#### Extracted information ####
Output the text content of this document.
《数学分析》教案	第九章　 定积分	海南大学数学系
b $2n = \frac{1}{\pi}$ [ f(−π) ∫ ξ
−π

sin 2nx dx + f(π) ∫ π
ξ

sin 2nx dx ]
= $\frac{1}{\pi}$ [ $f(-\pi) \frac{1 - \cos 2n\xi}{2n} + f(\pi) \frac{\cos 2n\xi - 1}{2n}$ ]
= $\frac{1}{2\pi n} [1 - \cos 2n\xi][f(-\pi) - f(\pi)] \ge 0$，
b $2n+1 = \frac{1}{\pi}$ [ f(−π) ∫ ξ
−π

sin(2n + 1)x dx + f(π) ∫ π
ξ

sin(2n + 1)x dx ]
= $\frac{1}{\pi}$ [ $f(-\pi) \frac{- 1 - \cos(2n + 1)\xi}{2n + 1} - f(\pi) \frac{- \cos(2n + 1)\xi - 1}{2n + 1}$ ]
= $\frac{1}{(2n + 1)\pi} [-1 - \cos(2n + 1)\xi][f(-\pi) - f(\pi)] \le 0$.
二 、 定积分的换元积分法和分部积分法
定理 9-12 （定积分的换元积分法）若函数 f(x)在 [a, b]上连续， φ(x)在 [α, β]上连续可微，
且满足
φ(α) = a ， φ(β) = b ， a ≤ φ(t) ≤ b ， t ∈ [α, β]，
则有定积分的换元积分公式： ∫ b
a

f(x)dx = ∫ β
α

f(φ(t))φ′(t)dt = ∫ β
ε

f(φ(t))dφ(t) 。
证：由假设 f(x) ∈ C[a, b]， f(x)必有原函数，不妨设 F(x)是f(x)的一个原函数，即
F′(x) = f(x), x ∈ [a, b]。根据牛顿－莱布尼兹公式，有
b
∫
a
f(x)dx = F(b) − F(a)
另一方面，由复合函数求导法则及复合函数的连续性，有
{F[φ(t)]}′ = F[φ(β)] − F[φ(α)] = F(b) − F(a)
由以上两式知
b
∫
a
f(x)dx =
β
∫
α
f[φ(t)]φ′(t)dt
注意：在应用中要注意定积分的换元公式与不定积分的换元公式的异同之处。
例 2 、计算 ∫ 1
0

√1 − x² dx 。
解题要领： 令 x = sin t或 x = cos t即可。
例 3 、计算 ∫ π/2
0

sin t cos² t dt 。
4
####
What the task asks —
Reproduce the full listing word for word.

Answer in full —
Output the text content of this document.
《数学分析》教案	第九章　 定积分	海南大学数学系
b $2n = \frac{1}{\pi}$ [ f(−π) ∫ ξ
−π

sin 2nx dx + f(π) ∫ π
ξ

sin 2nx dx ]
= $\frac{1}{\pi}$ [ $f(-\pi) \frac{1 - \cos 2n\xi}{2n} + f(\pi) \frac{\cos 2n\xi - 1}{2n}$ ]
= $\frac{1}{2\pi n} [1 - \cos 2n\xi][f(-\pi) - f(\pi)] \ge 0$，
b $2n+1 = \frac{1}{\pi}$ [ f(−π) ∫ ξ
−π

sin(2n + 1)x dx + f(π) ∫ π
ξ

sin(2n + 1)x dx ]
= $\frac{1}{\pi}$ [ $f(-\pi) \frac{- 1 - \cos(2n + 1)\xi}{2n + 1} - f(\pi) \frac{- \cos(2n + 1)\xi - 1}{2n + 1}$ ]
= $\frac{1}{(2n + 1)\pi} [-1 - \cos(2n + 1)\xi][f(-\pi) - f(\pi)] \le 0$.
二 、 定积分的换元积分法和分部积分法
定理 9-12 （定积分的换元积分法）若函数 f(x)在 [a, b]上连续， φ(x)在 [α, β]上连续可微，
且满足
φ(α) = a ， φ(β) = b ， a ≤ φ(t) ≤ b ， t ∈ [α, β]，
则有定积分的换元积分公式： ∫ b
a

f(x)dx = ∫ β
α

f(φ(t))φ′(t)dt = ∫ β
ε

f(φ(t))dφ(t) 。
证：由假设 f(x) ∈ C[a, b]， f(x)必有原函数，不妨设 F(x)是f(x)的一个原函数，即
F′(x) = f(x), x ∈ [a, b]。根据牛顿－莱布尼兹公式，有
b
∫
a
f(x)dx = F(b) − F(a)
另一方面，由复合函数求导法则及复合函数的连续性，有
{F[φ(t)]}′ = F[φ(β)] − F[φ(α)] = F(b) − F(a)
由以上两式知
b
∫
a
f(x)dx =
β
∫
α
f[φ(t)]φ′(t)dt
注意：在应用中要注意定积分的换元公式与不定积分的换元公式的异同之处。
例 2 、计算 ∫ 1
0

√1 − x² dx 。
解题要领： 令 x = sin t或 x = cos t即可。
例 3 、计算 ∫ π/2
0

sin t cos² t dt 。
4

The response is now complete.